Repeat, exactly and completely, the material that follows. Omit the pictures.

--- START Data supplied ---

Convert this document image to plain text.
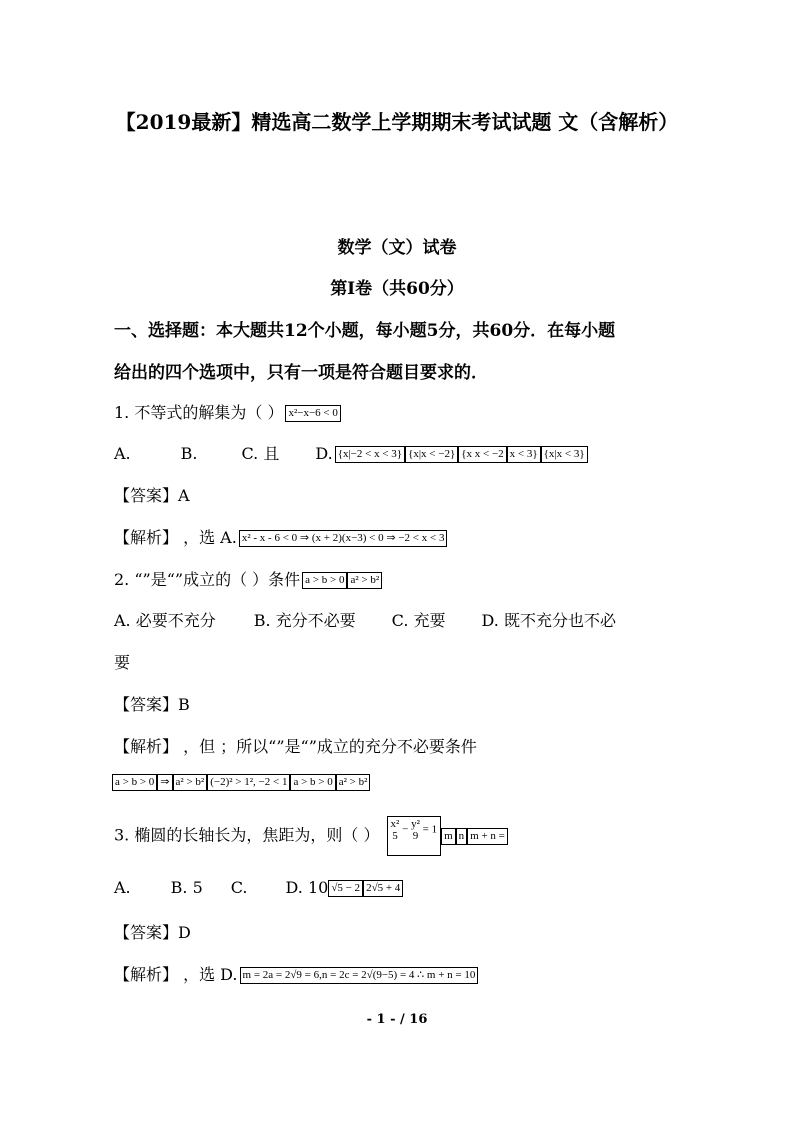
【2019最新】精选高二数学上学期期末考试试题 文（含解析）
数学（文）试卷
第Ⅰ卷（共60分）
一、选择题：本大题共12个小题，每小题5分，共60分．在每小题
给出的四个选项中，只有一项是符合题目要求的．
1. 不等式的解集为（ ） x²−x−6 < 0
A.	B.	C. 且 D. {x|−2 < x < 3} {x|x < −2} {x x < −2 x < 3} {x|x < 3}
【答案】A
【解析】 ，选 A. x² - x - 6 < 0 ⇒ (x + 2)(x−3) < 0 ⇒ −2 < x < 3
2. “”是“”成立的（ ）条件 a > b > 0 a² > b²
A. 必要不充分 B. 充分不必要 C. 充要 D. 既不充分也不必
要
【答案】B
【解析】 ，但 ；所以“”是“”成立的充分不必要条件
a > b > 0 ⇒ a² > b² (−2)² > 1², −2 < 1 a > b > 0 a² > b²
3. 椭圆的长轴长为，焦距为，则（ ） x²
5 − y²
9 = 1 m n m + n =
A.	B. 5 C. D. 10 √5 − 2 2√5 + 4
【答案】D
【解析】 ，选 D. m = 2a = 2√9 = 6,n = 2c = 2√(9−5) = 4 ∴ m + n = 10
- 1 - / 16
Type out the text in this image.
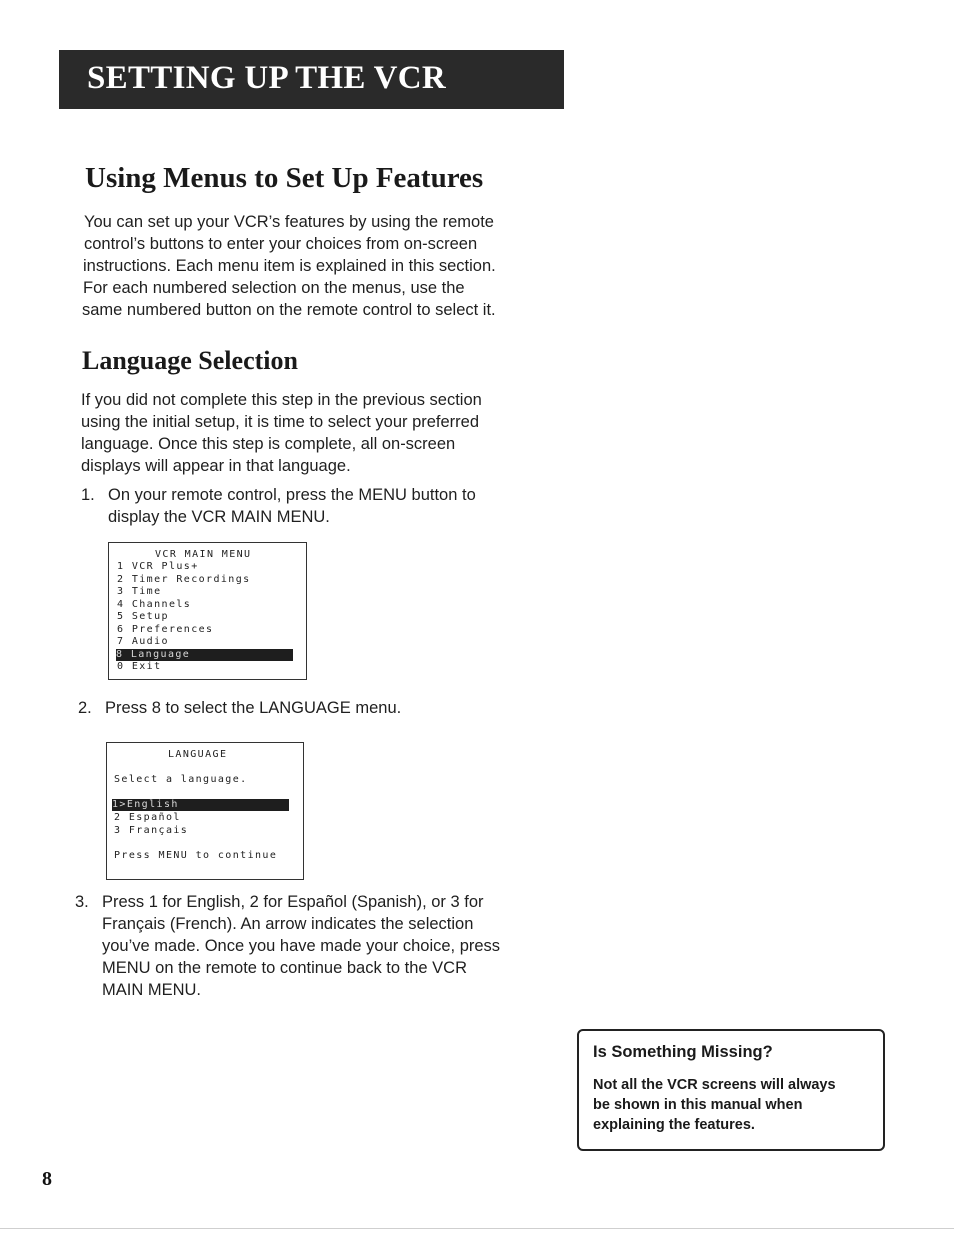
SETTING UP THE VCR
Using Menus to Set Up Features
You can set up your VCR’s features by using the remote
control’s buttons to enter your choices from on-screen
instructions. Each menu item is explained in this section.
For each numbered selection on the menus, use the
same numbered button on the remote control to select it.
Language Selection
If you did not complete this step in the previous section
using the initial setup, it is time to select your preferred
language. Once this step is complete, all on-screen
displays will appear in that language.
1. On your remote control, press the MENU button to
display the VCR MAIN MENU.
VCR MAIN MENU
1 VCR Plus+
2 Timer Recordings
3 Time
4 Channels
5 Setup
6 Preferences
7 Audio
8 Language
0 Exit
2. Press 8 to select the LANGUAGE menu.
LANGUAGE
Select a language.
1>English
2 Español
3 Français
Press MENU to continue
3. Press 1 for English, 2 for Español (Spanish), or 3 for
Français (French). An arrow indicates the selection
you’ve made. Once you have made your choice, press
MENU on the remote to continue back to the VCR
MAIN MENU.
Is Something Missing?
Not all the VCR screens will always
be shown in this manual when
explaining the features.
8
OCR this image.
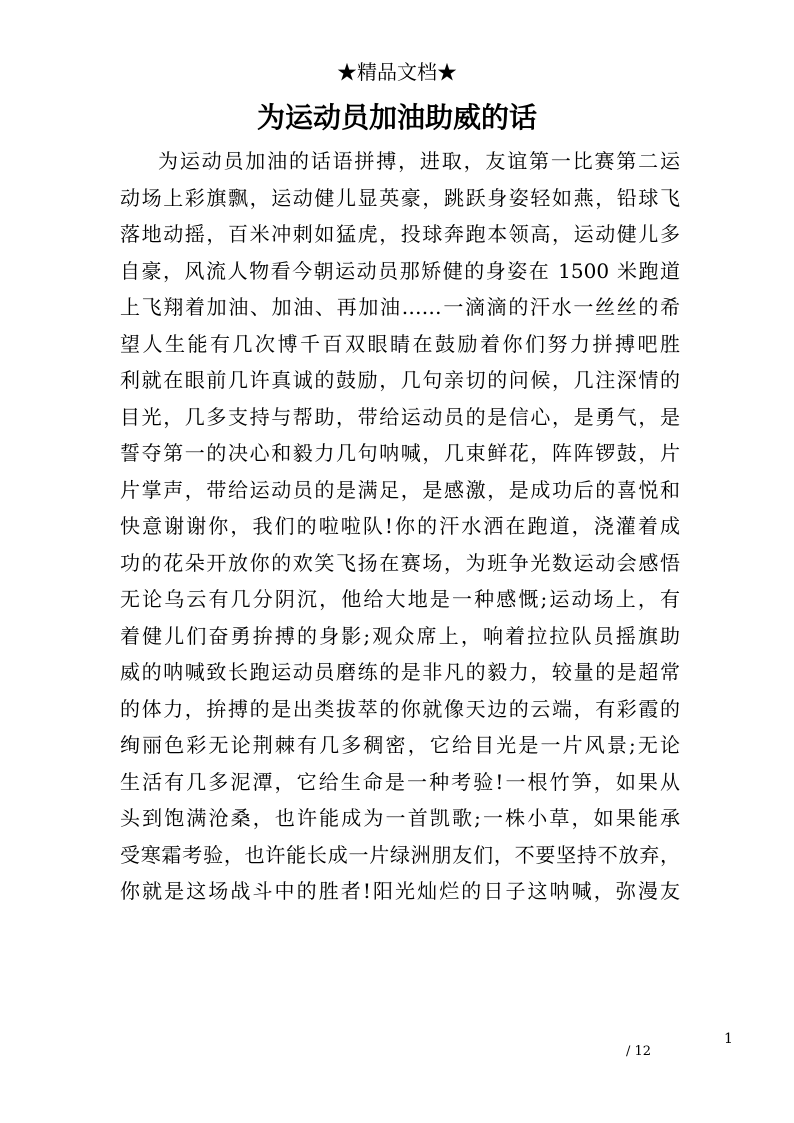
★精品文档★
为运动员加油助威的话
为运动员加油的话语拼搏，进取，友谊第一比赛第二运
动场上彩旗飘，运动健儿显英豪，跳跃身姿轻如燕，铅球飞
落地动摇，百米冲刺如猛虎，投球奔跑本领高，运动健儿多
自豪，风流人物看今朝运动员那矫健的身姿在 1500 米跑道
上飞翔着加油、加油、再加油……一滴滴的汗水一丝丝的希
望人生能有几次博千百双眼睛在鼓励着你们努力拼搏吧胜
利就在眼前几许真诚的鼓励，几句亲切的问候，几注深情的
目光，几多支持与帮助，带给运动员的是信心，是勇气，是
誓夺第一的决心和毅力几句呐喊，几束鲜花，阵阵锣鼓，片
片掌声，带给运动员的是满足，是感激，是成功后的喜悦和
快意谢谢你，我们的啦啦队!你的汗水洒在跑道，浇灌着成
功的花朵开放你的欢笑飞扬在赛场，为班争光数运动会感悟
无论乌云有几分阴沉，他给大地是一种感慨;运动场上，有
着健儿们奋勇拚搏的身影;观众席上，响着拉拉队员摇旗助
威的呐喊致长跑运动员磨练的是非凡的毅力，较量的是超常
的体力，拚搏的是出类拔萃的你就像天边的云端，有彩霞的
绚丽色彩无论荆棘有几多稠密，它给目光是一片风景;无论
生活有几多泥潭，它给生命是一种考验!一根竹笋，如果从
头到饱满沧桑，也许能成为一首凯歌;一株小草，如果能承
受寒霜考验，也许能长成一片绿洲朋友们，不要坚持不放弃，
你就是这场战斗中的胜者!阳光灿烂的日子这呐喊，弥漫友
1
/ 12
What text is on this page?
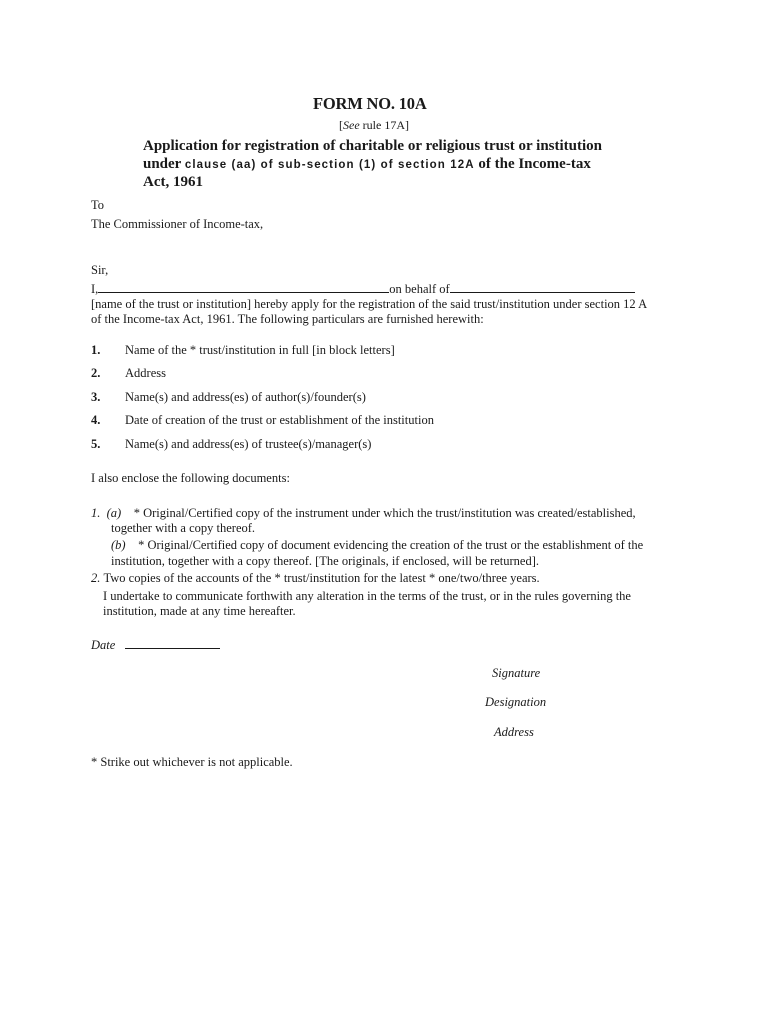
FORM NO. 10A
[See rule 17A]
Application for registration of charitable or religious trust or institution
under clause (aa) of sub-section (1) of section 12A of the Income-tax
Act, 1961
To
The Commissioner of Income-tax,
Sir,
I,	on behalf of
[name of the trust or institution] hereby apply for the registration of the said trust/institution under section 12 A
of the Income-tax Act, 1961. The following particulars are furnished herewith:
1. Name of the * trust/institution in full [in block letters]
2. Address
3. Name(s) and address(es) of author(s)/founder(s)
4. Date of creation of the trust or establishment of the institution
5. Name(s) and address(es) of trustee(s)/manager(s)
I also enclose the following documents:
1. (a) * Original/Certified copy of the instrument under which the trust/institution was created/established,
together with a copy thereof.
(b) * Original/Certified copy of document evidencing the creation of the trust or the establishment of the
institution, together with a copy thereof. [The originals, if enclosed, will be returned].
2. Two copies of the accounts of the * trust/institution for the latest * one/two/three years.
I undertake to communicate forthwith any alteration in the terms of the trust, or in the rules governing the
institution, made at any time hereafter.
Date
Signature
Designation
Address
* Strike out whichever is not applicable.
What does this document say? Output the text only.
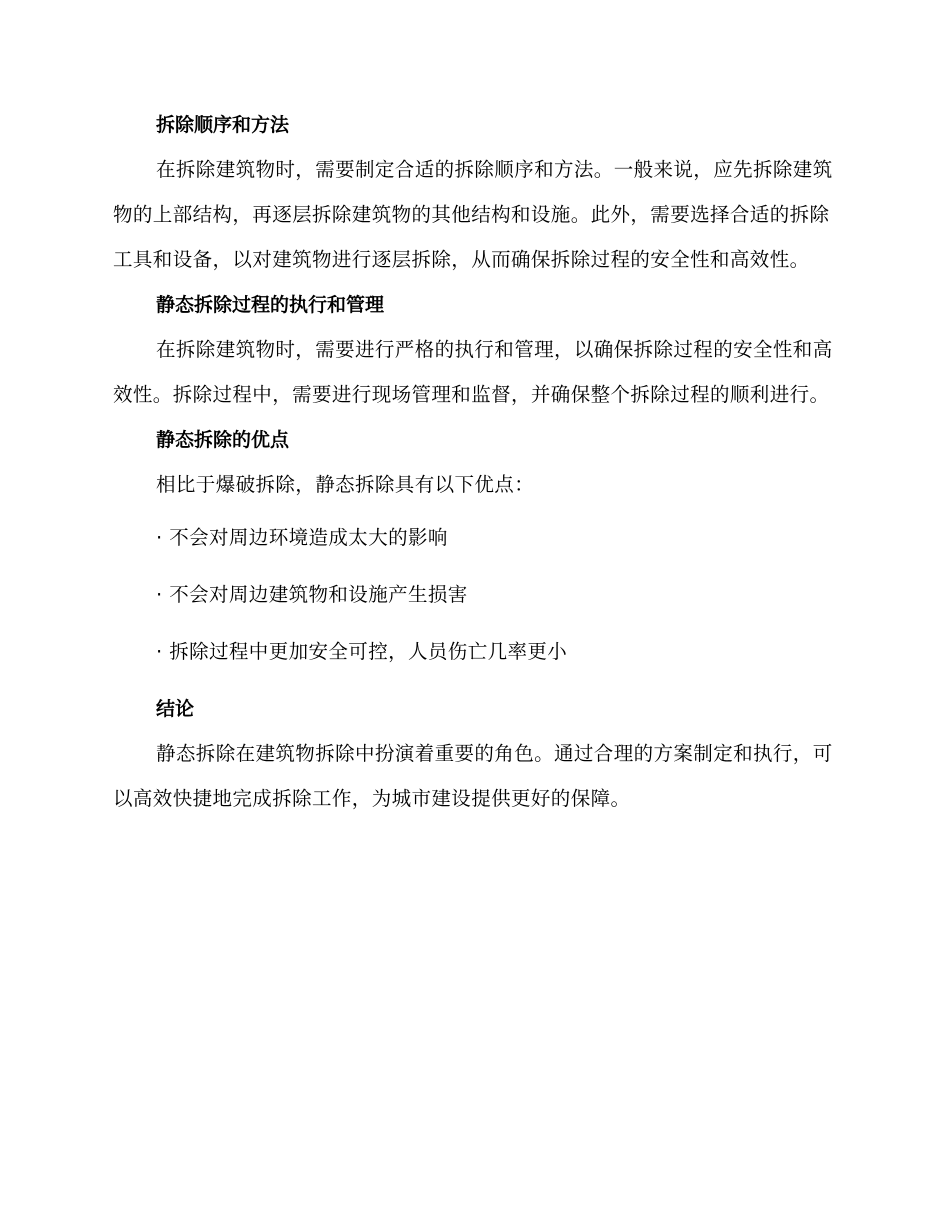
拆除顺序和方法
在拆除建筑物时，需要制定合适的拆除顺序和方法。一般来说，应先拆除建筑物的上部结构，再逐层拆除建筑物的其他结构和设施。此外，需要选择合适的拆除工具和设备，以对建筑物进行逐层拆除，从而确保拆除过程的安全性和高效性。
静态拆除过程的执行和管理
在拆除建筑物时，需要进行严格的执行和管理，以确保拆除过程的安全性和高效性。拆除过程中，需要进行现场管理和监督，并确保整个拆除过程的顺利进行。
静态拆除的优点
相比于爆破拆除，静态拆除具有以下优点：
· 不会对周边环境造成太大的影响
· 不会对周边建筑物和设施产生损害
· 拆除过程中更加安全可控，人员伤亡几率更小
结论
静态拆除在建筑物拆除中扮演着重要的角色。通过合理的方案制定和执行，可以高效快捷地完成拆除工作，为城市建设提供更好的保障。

--- END Data supplied ---

Written solution
Convert this document image to plain text.
【2019最新】精选高二数学上学期期末考试试题 文（含解析）
数学（文）试卷
第Ⅰ卷（共60分）
一、选择题：本大题共12个小题，每小题5分，共60分．在每小题
给出的四个选项中，只有一项是符合题目要求的．
1. 不等式的解集为（ ） x²−x−6 < 0
A.	B.	C. 且 D. {x|−2 < x < 3} {x|x < −2} {x x < −2 x < 3} {x|x < 3}
【答案】A
【解析】 ，选 A. x² - x - 6 < 0 ⇒ (x + 2)(x−3) < 0 ⇒ −2 < x < 3
2. “”是“”成立的（ ）条件 a > b > 0 a² > b²
A. 必要不充分 B. 充分不必要 C. 充要 D. 既不充分也不必
要
【答案】B
【解析】 ，但 ；所以“”是“”成立的充分不必要条件
a > b > 0 ⇒ a² > b² (−2)² > 1², −2 < 1 a > b > 0 a² > b²
3. 椭圆的长轴长为，焦距为，则（ ） x²
5 − y²
9 = 1 m n m + n =
A.	B. 5 C. D. 10 √5 − 2 2√5 + 4
【答案】D
【解析】 ，选 D. m = 2a = 2√9 = 6,n = 2c = 2√(9−5) = 4 ∴ m + n = 10
- 1 - / 16
Type out the text in this image.
SETTING UP THE VCR
Using Menus to Set Up Features
You can set up your VCR’s features by using the remote
control’s buttons to enter your choices from on-screen
instructions. Each menu item is explained in this section.
For each numbered selection on the menus, use the
same numbered button on the remote control to select it.
Language Selection
If you did not complete this step in the previous section
using the initial setup, it is time to select your preferred
language. Once this step is complete, all on-screen
displays will appear in that language.
1. On your remote control, press the MENU button to
display the VCR MAIN MENU.
VCR MAIN MENU
1 VCR Plus+
2 Timer Recordings
3 Time
4 Channels
5 Setup
6 Preferences
7 Audio
8 Language
0 Exit
2. Press 8 to select the LANGUAGE menu.
LANGUAGE
Select a language.
1>English
2 Español
3 Français
Press MENU to continue
3. Press 1 for English, 2 for Español (Spanish), or 3 for
Français (French). An arrow indicates the selection
you’ve made. Once you have made your choice, press
MENU on the remote to continue back to the VCR
MAIN MENU.
Is Something Missing?
Not all the VCR screens will always
be shown in this manual when
explaining the features.
8
OCR this image.
★精品文档★
为运动员加油助威的话
为运动员加油的话语拼搏，进取，友谊第一比赛第二运
动场上彩旗飘，运动健儿显英豪，跳跃身姿轻如燕，铅球飞
落地动摇，百米冲刺如猛虎，投球奔跑本领高，运动健儿多
自豪，风流人物看今朝运动员那矫健的身姿在 1500 米跑道
上飞翔着加油、加油、再加油……一滴滴的汗水一丝丝的希
望人生能有几次博千百双眼睛在鼓励着你们努力拼搏吧胜
利就在眼前几许真诚的鼓励，几句亲切的问候，几注深情的
目光，几多支持与帮助，带给运动员的是信心，是勇气，是
誓夺第一的决心和毅力几句呐喊，几束鲜花，阵阵锣鼓，片
片掌声，带给运动员的是满足，是感激，是成功后的喜悦和
快意谢谢你，我们的啦啦队!你的汗水洒在跑道，浇灌着成
功的花朵开放你的欢笑飞扬在赛场，为班争光数运动会感悟
无论乌云有几分阴沉，他给大地是一种感慨;运动场上，有
着健儿们奋勇拚搏的身影;观众席上，响着拉拉队员摇旗助
威的呐喊致长跑运动员磨练的是非凡的毅力，较量的是超常
的体力，拚搏的是出类拔萃的你就像天边的云端，有彩霞的
绚丽色彩无论荆棘有几多稠密，它给目光是一片风景;无论
生活有几多泥潭，它给生命是一种考验!一根竹笋，如果从
头到饱满沧桑，也许能成为一首凯歌;一株小草，如果能承
受寒霜考验，也许能长成一片绿洲朋友们，不要坚持不放弃，
你就是这场战斗中的胜者!阳光灿烂的日子这呐喊，弥漫友
1
/ 12
What text is on this page?
FORM NO. 10A
[See rule 17A]
Application for registration of charitable or religious trust or institution
under clause (aa) of sub-section (1) of section 12A of the Income-tax
Act, 1961
To
The Commissioner of Income-tax,
Sir,
I,	on behalf of
[name of the trust or institution] hereby apply for the registration of the said trust/institution under section 12 A
of the Income-tax Act, 1961. The following particulars are furnished herewith:
1. Name of the * trust/institution in full [in block letters]
2. Address
3. Name(s) and address(es) of author(s)/founder(s)
4. Date of creation of the trust or establishment of the institution
5. Name(s) and address(es) of trustee(s)/manager(s)
I also enclose the following documents:
1. (a) * Original/Certified copy of the instrument under which the trust/institution was created/established,
together with a copy thereof.
(b) * Original/Certified copy of document evidencing the creation of the trust or the establishment of the
institution, together with a copy thereof. [The originals, if enclosed, will be returned].
2. Two copies of the accounts of the * trust/institution for the latest * one/two/three years.
I undertake to communicate forthwith any alteration in the terms of the trust, or in the rules governing the
institution, made at any time hereafter.
Date
Signature
Designation
Address
* Strike out whichever is not applicable.
What does this document say? Output the text only.
拆除顺序和方法
在拆除建筑物时，需要制定合适的拆除顺序和方法。一般来说，应先拆除建筑物的上部结构，再逐层拆除建筑物的其他结构和设施。此外，需要选择合适的拆除工具和设备，以对建筑物进行逐层拆除，从而确保拆除过程的安全性和高效性。
静态拆除过程的执行和管理
在拆除建筑物时，需要进行严格的执行和管理，以确保拆除过程的安全性和高效性。拆除过程中，需要进行现场管理和监督，并确保整个拆除过程的顺利进行。
静态拆除的优点
相比于爆破拆除，静态拆除具有以下优点：
· 不会对周边环境造成太大的影响
· 不会对周边建筑物和设施产生损害
· 拆除过程中更加安全可控，人员伤亡几率更小
结论
静态拆除在建筑物拆除中扮演着重要的角色。通过合理的方案制定和执行，可以高效快捷地完成拆除工作，为城市建设提供更好的保障。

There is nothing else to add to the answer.